## [Aim of the exercise]
Transcribe every line of the listing below without any deviation.

## [Dataset]
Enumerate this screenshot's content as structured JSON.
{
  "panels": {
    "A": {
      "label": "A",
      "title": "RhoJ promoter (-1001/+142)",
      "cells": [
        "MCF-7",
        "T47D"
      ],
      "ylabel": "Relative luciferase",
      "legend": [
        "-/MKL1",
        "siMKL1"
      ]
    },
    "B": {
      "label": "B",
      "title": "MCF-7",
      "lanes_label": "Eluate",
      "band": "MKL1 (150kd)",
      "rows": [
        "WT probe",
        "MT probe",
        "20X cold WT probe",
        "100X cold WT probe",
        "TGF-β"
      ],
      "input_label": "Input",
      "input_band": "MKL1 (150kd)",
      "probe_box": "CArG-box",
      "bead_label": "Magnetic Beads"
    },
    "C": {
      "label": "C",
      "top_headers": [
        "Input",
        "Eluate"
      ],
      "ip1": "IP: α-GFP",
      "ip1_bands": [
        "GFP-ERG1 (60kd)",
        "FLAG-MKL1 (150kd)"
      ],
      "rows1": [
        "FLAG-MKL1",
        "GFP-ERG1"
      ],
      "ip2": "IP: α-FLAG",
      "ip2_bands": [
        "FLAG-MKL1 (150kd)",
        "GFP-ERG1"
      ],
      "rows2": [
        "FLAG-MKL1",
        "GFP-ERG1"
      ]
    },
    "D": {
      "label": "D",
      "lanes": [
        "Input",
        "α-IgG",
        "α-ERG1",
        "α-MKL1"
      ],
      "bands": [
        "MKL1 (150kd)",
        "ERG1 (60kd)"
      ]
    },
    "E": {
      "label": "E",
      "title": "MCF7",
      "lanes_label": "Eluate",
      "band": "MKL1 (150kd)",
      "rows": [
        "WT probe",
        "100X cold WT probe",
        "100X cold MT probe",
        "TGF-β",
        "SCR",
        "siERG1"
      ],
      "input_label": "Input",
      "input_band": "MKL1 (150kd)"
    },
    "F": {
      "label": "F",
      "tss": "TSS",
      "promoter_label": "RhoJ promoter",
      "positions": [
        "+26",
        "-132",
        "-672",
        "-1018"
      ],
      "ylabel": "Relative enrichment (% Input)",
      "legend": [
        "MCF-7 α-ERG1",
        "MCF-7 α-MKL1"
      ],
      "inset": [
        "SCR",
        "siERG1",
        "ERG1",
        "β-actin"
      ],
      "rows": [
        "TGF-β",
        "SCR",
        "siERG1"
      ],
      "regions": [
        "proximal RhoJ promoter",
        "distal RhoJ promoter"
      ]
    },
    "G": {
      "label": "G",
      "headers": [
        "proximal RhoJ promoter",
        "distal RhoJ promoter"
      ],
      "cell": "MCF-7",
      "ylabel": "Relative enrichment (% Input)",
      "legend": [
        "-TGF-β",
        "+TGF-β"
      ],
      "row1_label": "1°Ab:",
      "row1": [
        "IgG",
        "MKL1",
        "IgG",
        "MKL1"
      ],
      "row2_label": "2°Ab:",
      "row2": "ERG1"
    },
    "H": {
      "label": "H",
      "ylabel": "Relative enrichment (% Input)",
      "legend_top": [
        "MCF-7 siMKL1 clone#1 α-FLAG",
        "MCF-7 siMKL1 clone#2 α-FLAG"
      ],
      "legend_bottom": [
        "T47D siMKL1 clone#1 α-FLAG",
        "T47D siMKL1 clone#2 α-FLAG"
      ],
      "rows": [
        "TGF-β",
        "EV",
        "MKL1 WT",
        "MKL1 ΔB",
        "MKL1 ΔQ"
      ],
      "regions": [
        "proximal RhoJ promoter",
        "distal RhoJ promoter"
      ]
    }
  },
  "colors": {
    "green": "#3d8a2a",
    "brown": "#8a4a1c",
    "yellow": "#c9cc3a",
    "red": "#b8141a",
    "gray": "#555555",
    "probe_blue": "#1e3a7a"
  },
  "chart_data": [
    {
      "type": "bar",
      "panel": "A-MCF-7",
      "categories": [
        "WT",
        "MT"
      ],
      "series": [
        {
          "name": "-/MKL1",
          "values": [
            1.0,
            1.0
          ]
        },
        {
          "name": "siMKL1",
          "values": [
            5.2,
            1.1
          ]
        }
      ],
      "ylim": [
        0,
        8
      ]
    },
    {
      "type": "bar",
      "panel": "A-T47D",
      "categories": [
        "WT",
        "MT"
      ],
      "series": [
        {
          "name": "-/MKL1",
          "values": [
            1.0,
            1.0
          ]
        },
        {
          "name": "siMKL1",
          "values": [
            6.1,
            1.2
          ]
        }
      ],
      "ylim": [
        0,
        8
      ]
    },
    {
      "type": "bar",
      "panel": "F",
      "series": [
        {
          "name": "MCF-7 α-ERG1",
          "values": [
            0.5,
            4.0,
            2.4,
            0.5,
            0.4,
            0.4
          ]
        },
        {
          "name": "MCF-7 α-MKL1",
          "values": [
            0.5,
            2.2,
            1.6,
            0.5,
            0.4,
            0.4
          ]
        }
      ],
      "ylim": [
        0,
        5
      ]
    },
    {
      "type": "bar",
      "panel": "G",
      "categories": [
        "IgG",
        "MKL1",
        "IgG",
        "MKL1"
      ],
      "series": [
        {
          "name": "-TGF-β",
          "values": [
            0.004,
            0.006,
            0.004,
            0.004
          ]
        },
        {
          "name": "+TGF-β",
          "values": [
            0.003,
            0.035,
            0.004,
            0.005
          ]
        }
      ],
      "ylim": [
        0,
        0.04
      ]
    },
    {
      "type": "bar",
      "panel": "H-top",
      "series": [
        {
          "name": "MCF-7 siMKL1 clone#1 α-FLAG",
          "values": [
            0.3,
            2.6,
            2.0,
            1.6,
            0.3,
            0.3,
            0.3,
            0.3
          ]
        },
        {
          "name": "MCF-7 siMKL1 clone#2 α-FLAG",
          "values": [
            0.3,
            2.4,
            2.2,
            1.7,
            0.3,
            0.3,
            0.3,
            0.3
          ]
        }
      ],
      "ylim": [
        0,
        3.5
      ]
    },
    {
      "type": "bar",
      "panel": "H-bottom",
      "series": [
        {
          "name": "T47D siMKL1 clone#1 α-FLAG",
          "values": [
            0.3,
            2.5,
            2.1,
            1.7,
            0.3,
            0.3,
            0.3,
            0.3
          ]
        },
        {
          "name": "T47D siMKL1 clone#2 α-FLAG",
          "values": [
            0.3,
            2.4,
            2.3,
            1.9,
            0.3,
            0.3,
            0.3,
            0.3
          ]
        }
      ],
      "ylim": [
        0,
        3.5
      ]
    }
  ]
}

## [Result for this exercise]
Enumerate this screenshot's content as structured JSON.
{
  "panels": {
    "A": {
      "label": "A",
      "title": "RhoJ promoter (-1001/+142)",
      "cells": [
        "MCF-7",
        "T47D"
      ],
      "ylabel": "Relative luciferase",
      "legend": [
        "-/MKL1",
        "siMKL1"
      ]
    },
    "B": {
      "label": "B",
      "title": "MCF-7",
      "lanes_label": "Eluate",
      "band": "MKL1 (150kd)",
      "rows": [
        "WT probe",
        "MT probe",
        "20X cold WT probe",
        "100X cold WT probe",
        "TGF-β"
      ],
      "input_label": "Input",
      "input_band": "MKL1 (150kd)",
      "probe_box": "CArG-box",
      "bead_label": "Magnetic Beads"
    },
    "C": {
      "label": "C",
      "top_headers": [
        "Input",
        "Eluate"
      ],
      "ip1": "IP: α-GFP",
      "ip1_bands": [
        "GFP-ERG1 (60kd)",
        "FLAG-MKL1 (150kd)"
      ],
      "rows1": [
        "FLAG-MKL1",
        "GFP-ERG1"
      ],
      "ip2": "IP: α-FLAG",
      "ip2_bands": [
        "FLAG-MKL1 (150kd)",
        "GFP-ERG1"
      ],
      "rows2": [
        "FLAG-MKL1",
        "GFP-ERG1"
      ]
    },
    "D": {
      "label": "D",
      "lanes": [
        "Input",
        "α-IgG",
        "α-ERG1",
        "α-MKL1"
      ],
      "bands": [
        "MKL1 (150kd)",
        "ERG1 (60kd)"
      ]
    },
    "E": {
      "label": "E",
      "title": "MCF7",
      "lanes_label": "Eluate",
      "band": "MKL1 (150kd)",
      "rows": [
        "WT probe",
        "100X cold WT probe",
        "100X cold MT probe",
        "TGF-β",
        "SCR",
        "siERG1"
      ],
      "input_label": "Input",
      "input_band": "MKL1 (150kd)"
    },
    "F": {
      "label": "F",
      "tss": "TSS",
      "promoter_label": "RhoJ promoter",
      "positions": [
        "+26",
        "-132",
        "-672",
        "-1018"
      ],
      "ylabel": "Relative enrichment (% Input)",
      "legend": [
        "MCF-7 α-ERG1",
        "MCF-7 α-MKL1"
      ],
      "inset": [
        "SCR",
        "siERG1",
        "ERG1",
        "β-actin"
      ],
      "rows": [
        "TGF-β",
        "SCR",
        "siERG1"
      ],
      "regions": [
        "proximal RhoJ promoter",
        "distal RhoJ promoter"
      ]
    },
    "G": {
      "label": "G",
      "headers": [
        "proximal RhoJ promoter",
        "distal RhoJ promoter"
      ],
      "cell": "MCF-7",
      "ylabel": "Relative enrichment (% Input)",
      "legend": [
        "-TGF-β",
        "+TGF-β"
      ],
      "row1_label": "1°Ab:",
      "row1": [
        "IgG",
        "MKL1",
        "IgG",
        "MKL1"
      ],
      "row2_label": "2°Ab:",
      "row2": "ERG1"
    },
    "H": {
      "label": "H",
      "ylabel": "Relative enrichment (% Input)",
      "legend_top": [
        "MCF-7 siMKL1 clone#1 α-FLAG",
        "MCF-7 siMKL1 clone#2 α-FLAG"
      ],
      "legend_bottom": [
        "T47D siMKL1 clone#1 α-FLAG",
        "T47D siMKL1 clone#2 α-FLAG"
      ],
      "rows": [
        "TGF-β",
        "EV",
        "MKL1 WT",
        "MKL1 ΔB",
        "MKL1 ΔQ"
      ],
      "regions": [
        "proximal RhoJ promoter",
        "distal RhoJ promoter"
      ]
    }
  },
  "colors": {
    "green": "#3d8a2a",
    "brown": "#8a4a1c",
    "yellow": "#c9cc3a",
    "red": "#b8141a",
    "gray": "#555555",
    "probe_blue": "#1e3a7a"
  },
  "chart_data": [
    {
      "type": "bar",
      "panel": "A-MCF-7",
      "categories": [
        "WT",
        "MT"
      ],
      "series": [
        {
          "name": "-/MKL1",
          "values": [
            1.0,
            1.0
          ]
        },
        {
          "name": "siMKL1",
          "values": [
            5.2,
            1.1
          ]
        }
      ],
      "ylim": [
        0,
        8
      ]
    },
    {
      "type": "bar",
      "panel": "A-T47D",
      "categories": [
        "WT",
        "MT"
      ],
      "series": [
        {
          "name": "-/MKL1",
          "values": [
            1.0,
            1.0
          ]
        },
        {
          "name": "siMKL1",
          "values": [
            6.1,
            1.2
          ]
        }
      ],
      "ylim": [
        0,
        8
      ]
    },
    {
      "type": "bar",
      "panel": "F",
      "series": [
        {
          "name": "MCF-7 α-ERG1",
          "values": [
            0.5,
            4.0,
            2.4,
            0.5,
            0.4,
            0.4
          ]
        },
        {
          "name": "MCF-7 α-MKL1",
          "values": [
            0.5,
            2.2,
            1.6,
            0.5,
            0.4,
            0.4
          ]
        }
      ],
      "ylim": [
        0,
        5
      ]
    },
    {
      "type": "bar",
      "panel": "G",
      "categories": [
        "IgG",
        "MKL1",
        "IgG",
        "MKL1"
      ],
      "series": [
        {
          "name": "-TGF-β",
          "values": [
            0.004,
            0.006,
            0.004,
            0.004
          ]
        },
        {
          "name": "+TGF-β",
          "values": [
            0.003,
            0.035,
            0.004,
            0.005
          ]
        }
      ],
      "ylim": [
        0,
        0.04
      ]
    },
    {
      "type": "bar",
      "panel": "H-top",
      "series": [
        {
          "name": "MCF-7 siMKL1 clone#1 α-FLAG",
          "values": [
            0.3,
            2.6,
            2.0,
            1.6,
            0.3,
            0.3,
            0.3,
            0.3
          ]
        },
        {
          "name": "MCF-7 siMKL1 clone#2 α-FLAG",
          "values": [
            0.3,
            2.4,
            2.2,
            1.7,
            0.3,
            0.3,
            0.3,
            0.3
          ]
        }
      ],
      "ylim": [
        0,
        3.5
      ]
    },
    {
      "type": "bar",
      "panel": "H-bottom",
      "series": [
        {
          "name": "T47D siMKL1 clone#1 α-FLAG",
          "values": [
            0.3,
            2.5,
            2.1,
            1.7,
            0.3,
            0.3,
            0.3,
            0.3
          ]
        },
        {
          "name": "T47D siMKL1 clone#2 α-FLAG",
          "values": [
            0.3,
            2.4,
            2.3,
            1.9,
            0.3,
            0.3,
            0.3,
            0.3
          ]
        }
      ],
      "ylim": [
        0,
        3.5
      ]
    }
  ]
}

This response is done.